▶ Given request
Below are the entries; state how many of their lines contain the string "JSON", and nothing more.

[Dataset records]
+===+
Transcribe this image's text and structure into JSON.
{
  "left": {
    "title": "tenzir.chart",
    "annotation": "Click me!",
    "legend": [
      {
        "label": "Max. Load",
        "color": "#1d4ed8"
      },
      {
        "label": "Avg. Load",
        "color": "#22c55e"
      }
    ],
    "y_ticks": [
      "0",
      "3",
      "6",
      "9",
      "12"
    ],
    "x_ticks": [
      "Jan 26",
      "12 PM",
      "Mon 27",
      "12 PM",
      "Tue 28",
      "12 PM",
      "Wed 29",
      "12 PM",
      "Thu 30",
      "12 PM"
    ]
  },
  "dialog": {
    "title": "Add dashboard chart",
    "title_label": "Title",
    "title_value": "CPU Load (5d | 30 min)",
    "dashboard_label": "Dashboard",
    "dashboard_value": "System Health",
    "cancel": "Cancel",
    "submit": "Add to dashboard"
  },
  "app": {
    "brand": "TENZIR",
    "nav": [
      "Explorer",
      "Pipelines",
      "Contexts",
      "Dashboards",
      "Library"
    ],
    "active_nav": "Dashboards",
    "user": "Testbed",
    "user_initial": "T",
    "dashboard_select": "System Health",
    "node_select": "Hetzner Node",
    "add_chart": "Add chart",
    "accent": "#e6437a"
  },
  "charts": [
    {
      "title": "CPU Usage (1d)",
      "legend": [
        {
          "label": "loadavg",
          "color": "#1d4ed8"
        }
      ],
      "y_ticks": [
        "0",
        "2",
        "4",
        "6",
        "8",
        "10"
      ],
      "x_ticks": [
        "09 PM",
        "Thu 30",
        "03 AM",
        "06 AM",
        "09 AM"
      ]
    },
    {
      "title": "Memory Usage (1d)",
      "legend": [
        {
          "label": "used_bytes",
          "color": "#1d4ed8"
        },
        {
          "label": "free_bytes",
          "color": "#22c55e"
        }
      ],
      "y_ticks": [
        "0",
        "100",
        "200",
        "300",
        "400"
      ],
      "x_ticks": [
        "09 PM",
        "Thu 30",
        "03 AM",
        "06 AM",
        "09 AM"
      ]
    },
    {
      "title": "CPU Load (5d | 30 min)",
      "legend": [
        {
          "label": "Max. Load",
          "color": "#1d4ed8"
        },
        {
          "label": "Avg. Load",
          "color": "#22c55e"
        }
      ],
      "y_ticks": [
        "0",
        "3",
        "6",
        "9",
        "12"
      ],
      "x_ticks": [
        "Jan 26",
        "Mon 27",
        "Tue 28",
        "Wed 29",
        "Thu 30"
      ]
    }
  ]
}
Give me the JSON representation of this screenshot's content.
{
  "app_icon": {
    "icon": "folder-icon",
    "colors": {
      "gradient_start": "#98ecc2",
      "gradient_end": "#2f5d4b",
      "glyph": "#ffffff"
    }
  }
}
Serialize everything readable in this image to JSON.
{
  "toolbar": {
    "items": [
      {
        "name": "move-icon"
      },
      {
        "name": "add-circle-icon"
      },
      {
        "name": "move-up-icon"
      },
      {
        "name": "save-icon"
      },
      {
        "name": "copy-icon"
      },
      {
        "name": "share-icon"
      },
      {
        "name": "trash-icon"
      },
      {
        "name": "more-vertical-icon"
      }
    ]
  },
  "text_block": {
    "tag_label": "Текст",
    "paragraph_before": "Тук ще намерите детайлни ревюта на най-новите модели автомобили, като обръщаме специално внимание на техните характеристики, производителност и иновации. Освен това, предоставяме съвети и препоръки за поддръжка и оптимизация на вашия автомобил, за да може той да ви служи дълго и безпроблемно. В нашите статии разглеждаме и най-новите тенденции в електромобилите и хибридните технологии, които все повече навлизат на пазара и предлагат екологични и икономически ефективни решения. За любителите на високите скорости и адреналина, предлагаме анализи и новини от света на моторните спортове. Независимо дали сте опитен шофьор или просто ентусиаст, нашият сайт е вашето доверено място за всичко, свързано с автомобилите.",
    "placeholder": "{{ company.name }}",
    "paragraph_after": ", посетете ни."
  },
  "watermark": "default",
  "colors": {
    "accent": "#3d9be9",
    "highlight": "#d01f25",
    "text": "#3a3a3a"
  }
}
+===+
▶ Exercise output
3